* WHAT THE TASK REQUIRES: Transcribe exactly the lines from the one containing "Extract the structured" through the end of the data, both included. Leave out pictures.

## START EXERCISE MATERIAL

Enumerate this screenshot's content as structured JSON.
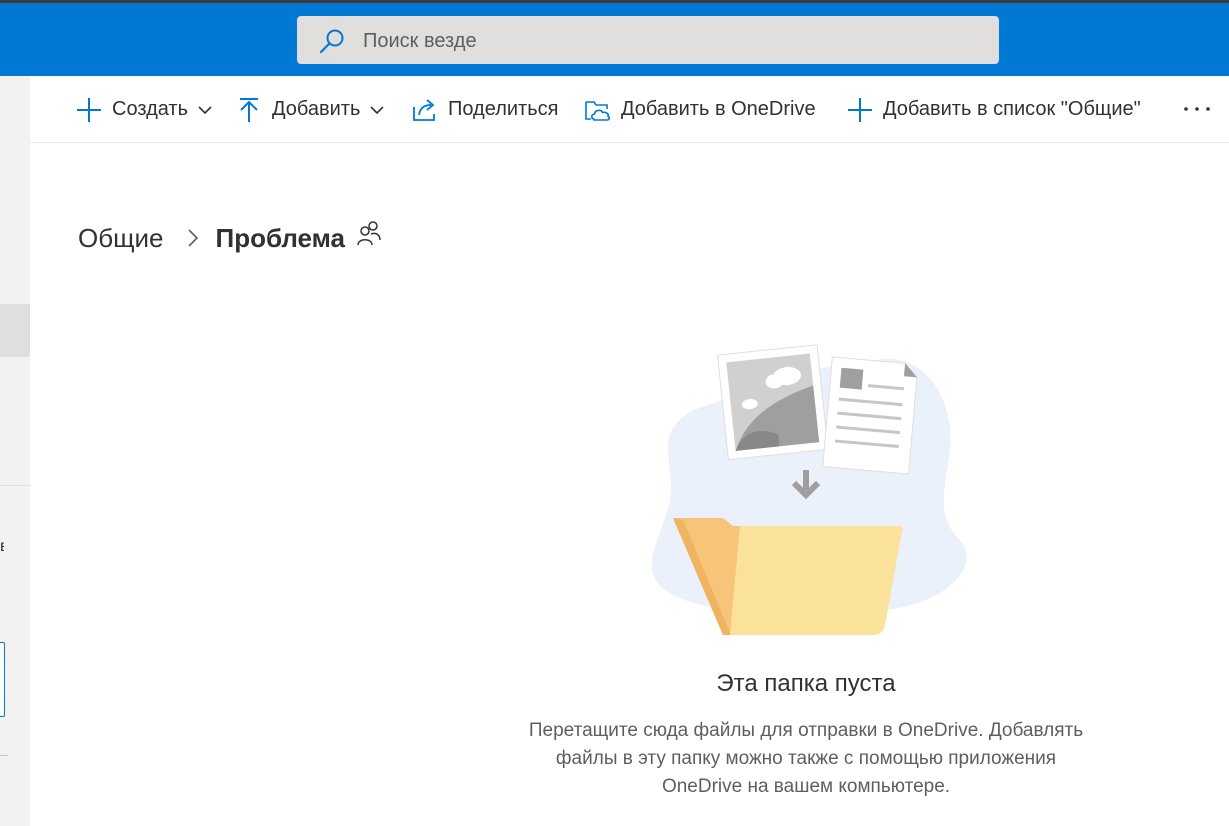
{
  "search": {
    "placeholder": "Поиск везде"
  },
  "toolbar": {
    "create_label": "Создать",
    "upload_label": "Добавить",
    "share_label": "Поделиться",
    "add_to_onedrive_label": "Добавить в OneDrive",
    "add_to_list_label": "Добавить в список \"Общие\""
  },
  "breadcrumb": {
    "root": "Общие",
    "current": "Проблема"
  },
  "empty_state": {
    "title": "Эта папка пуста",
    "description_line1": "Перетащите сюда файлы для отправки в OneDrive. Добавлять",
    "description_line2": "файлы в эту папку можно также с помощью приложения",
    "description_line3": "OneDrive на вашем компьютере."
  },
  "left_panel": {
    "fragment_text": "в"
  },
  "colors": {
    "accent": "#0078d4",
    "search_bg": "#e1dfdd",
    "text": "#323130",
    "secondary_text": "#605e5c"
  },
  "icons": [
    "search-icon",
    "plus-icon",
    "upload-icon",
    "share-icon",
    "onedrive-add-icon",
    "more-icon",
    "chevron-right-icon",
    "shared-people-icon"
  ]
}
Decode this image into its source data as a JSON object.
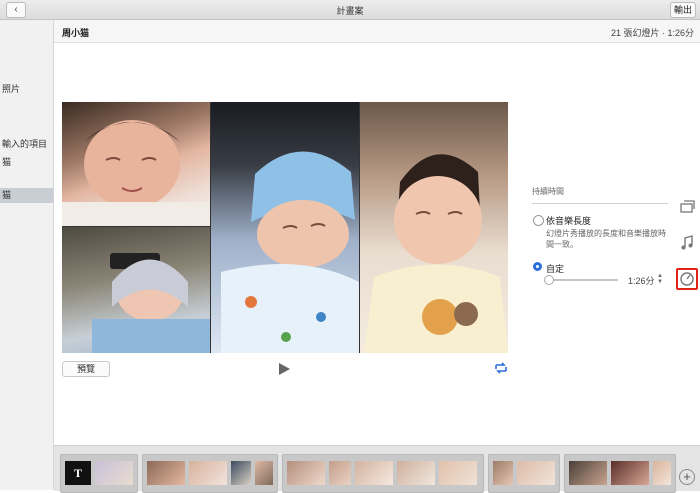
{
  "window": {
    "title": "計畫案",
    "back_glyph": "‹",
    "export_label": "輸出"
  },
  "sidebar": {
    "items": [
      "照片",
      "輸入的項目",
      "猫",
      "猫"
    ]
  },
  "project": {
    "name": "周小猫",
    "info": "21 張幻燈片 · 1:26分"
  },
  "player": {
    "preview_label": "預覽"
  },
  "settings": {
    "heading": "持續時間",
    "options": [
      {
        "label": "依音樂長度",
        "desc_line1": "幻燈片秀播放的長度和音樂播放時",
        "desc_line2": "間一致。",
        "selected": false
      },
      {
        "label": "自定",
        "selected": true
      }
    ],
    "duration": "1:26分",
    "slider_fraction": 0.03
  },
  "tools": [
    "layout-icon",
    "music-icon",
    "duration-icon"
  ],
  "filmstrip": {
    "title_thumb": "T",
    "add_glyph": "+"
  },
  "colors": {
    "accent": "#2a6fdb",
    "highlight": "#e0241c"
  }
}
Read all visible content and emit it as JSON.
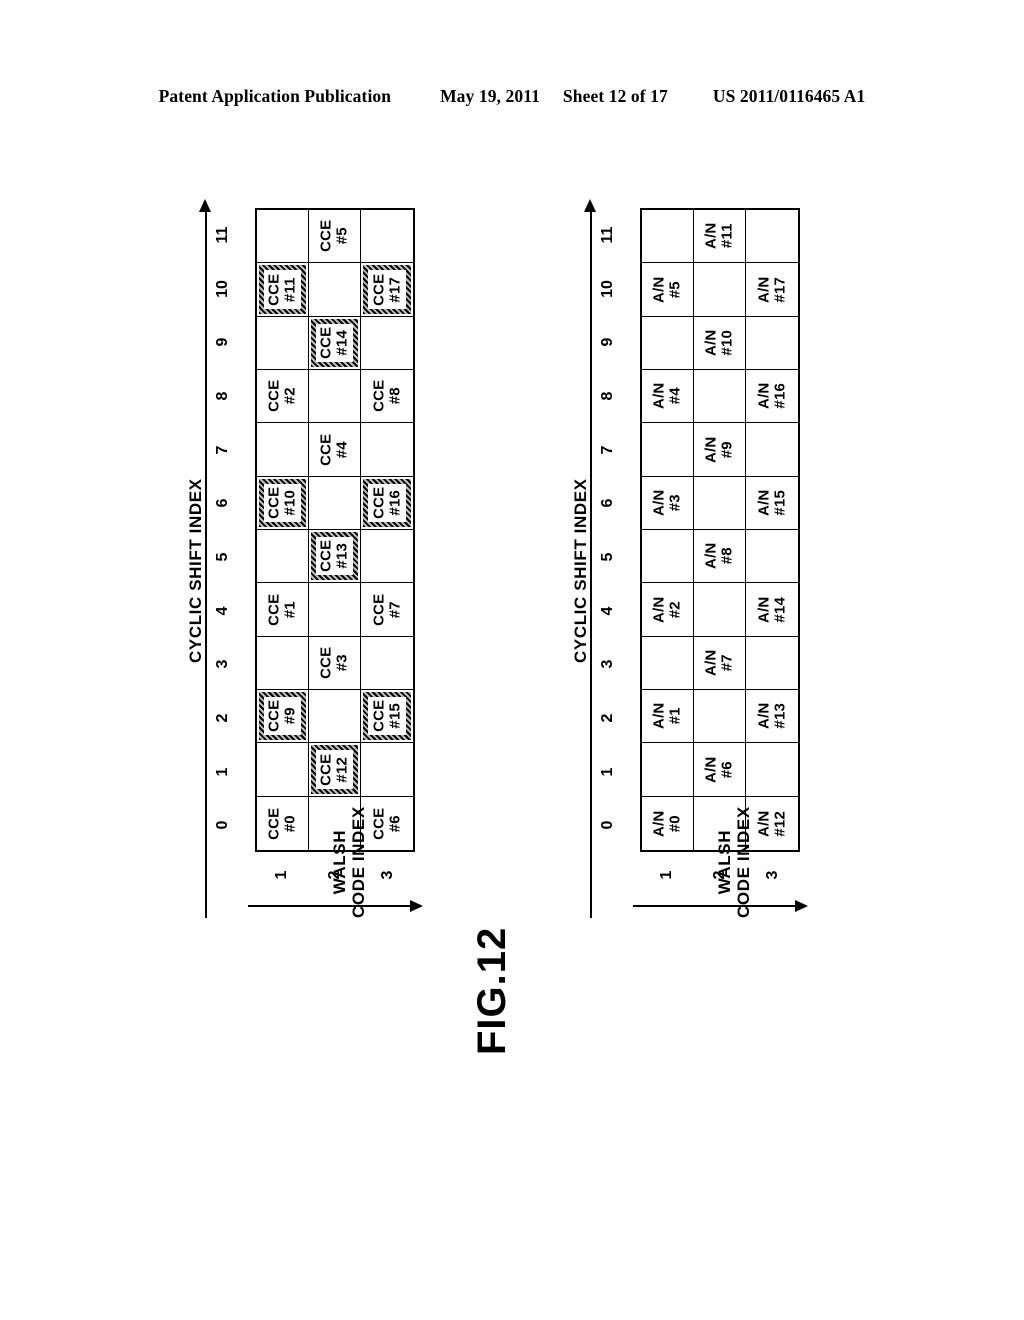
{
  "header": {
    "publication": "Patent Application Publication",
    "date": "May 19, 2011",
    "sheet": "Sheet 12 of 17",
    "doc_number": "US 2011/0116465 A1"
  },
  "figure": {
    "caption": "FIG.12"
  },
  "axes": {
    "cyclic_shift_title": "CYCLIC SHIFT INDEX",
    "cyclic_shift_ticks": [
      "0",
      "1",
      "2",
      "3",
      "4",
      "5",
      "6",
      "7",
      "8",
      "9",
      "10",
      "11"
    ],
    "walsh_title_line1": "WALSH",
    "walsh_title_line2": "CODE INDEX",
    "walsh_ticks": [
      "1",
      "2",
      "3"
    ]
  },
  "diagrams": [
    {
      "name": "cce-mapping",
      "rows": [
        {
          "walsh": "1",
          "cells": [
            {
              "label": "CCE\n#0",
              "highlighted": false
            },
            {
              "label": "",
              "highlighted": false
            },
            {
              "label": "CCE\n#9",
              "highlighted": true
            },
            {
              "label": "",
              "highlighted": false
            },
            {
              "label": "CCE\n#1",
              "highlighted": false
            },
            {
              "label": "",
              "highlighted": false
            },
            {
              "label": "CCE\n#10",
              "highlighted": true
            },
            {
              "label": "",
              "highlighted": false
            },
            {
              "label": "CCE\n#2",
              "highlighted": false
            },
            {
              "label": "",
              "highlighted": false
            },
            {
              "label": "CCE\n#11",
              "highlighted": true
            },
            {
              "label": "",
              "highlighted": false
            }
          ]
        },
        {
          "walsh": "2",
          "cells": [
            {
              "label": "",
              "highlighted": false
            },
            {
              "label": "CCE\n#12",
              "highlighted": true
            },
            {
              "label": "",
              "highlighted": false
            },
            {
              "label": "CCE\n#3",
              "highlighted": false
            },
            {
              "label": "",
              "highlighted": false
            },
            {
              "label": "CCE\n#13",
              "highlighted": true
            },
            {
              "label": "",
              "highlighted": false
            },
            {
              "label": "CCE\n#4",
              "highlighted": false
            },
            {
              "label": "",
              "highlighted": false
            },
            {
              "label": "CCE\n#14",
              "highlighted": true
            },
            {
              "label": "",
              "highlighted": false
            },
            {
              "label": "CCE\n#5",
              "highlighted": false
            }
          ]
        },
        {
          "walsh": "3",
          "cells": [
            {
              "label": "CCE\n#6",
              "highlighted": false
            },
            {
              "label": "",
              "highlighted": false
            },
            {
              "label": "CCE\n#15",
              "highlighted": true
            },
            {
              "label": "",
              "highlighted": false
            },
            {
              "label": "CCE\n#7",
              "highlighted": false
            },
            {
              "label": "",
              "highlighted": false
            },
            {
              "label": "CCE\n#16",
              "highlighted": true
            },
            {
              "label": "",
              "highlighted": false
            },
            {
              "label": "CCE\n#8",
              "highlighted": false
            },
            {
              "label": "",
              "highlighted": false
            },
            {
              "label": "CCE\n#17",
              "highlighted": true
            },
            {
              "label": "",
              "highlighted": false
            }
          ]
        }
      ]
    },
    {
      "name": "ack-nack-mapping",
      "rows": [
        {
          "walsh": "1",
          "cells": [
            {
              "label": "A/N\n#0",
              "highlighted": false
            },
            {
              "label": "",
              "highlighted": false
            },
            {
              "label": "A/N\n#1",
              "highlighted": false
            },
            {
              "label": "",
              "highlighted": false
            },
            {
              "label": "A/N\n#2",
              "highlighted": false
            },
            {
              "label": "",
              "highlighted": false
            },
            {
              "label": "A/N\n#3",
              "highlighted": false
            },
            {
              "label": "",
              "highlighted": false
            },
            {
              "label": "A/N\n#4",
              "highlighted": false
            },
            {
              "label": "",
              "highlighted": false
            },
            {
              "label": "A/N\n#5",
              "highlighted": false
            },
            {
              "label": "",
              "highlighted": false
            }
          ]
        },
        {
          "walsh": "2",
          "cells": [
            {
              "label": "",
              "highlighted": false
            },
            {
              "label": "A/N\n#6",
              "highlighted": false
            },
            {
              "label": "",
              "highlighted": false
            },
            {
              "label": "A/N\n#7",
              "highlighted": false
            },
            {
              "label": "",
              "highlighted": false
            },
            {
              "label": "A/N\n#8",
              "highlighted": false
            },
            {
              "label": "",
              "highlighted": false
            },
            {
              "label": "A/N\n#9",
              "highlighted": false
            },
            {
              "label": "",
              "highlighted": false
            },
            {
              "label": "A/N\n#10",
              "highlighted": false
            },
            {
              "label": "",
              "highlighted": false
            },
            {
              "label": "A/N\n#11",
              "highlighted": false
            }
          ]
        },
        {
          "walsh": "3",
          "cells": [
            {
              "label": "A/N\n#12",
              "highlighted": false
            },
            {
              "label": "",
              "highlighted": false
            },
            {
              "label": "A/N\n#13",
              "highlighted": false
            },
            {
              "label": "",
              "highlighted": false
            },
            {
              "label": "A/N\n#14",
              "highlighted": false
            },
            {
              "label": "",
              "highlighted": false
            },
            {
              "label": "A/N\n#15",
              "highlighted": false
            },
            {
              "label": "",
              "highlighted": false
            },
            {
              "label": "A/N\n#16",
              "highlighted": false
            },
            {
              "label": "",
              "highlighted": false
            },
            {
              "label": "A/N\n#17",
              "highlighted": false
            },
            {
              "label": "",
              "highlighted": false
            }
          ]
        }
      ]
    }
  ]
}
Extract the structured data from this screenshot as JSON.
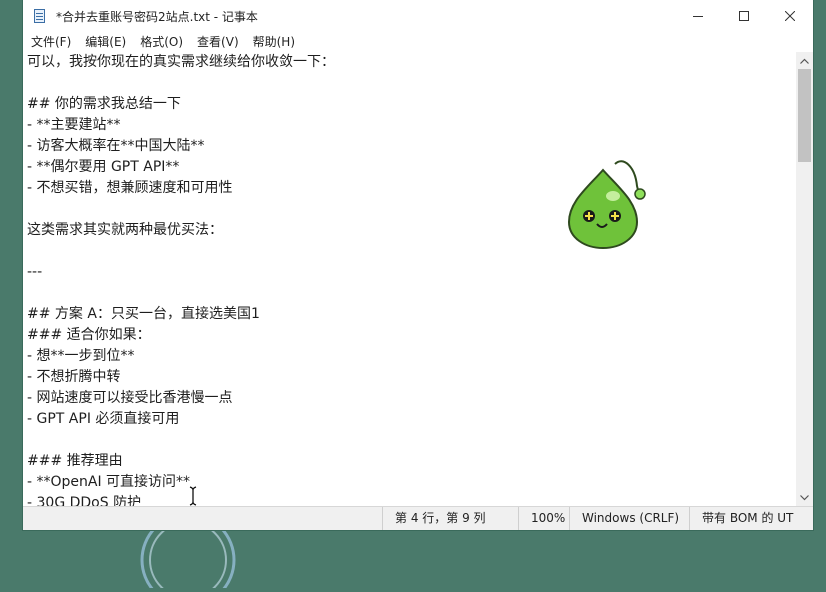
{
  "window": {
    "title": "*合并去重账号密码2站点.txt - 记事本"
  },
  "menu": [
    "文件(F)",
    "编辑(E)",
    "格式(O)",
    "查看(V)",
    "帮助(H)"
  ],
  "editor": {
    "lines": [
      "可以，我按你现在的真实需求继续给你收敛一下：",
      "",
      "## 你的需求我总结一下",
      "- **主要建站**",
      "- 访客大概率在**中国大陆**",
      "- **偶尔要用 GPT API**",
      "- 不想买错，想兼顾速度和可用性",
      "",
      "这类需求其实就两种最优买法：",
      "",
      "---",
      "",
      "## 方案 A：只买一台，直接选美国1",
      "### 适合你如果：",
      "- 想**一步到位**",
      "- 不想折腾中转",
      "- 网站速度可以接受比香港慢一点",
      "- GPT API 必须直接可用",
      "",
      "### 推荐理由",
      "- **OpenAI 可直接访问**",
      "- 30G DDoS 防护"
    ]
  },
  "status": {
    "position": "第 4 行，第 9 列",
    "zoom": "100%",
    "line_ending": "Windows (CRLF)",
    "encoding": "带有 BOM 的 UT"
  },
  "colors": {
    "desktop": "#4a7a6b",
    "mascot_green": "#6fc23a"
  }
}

## END EXERCISE MATERIAL

* THE COMPLETED TASK:
Extract the structured data from this screenshot as JSON.
{
  "window": {
    "title": "*合并去重账号密码2站点.txt - 记事本"
  },
  "menu": [
    "文件(F)",
    "编辑(E)",
    "格式(O)",
    "查看(V)",
    "帮助(H)"
  ],
  "editor": {
    "lines": [
      "可以，我按你现在的真实需求继续给你收敛一下：",
      "",
      "## 你的需求我总结一下",
      "- **主要建站**",
      "- 访客大概率在**中国大陆**",
      "- **偶尔要用 GPT API**",
      "- 不想买错，想兼顾速度和可用性",
      "",
      "这类需求其实就两种最优买法：",
      "",
      "---",
      "",
      "## 方案 A：只买一台，直接选美国1",
      "### 适合你如果：",
      "- 想**一步到位**",
      "- 不想折腾中转",
      "- 网站速度可以接受比香港慢一点",
      "- GPT API 必须直接可用",
      "",
      "### 推荐理由",
      "- **OpenAI 可直接访问**",
      "- 30G DDoS 防护"
    ]
  },
  "status": {
    "position": "第 4 行，第 9 列",
    "zoom": "100%",
    "line_ending": "Windows (CRLF)",
    "encoding": "带有 BOM 的 UT"
  },
  "colors": {
    "desktop": "#4a7a6b",
    "mascot_green": "#6fc23a"
  }
}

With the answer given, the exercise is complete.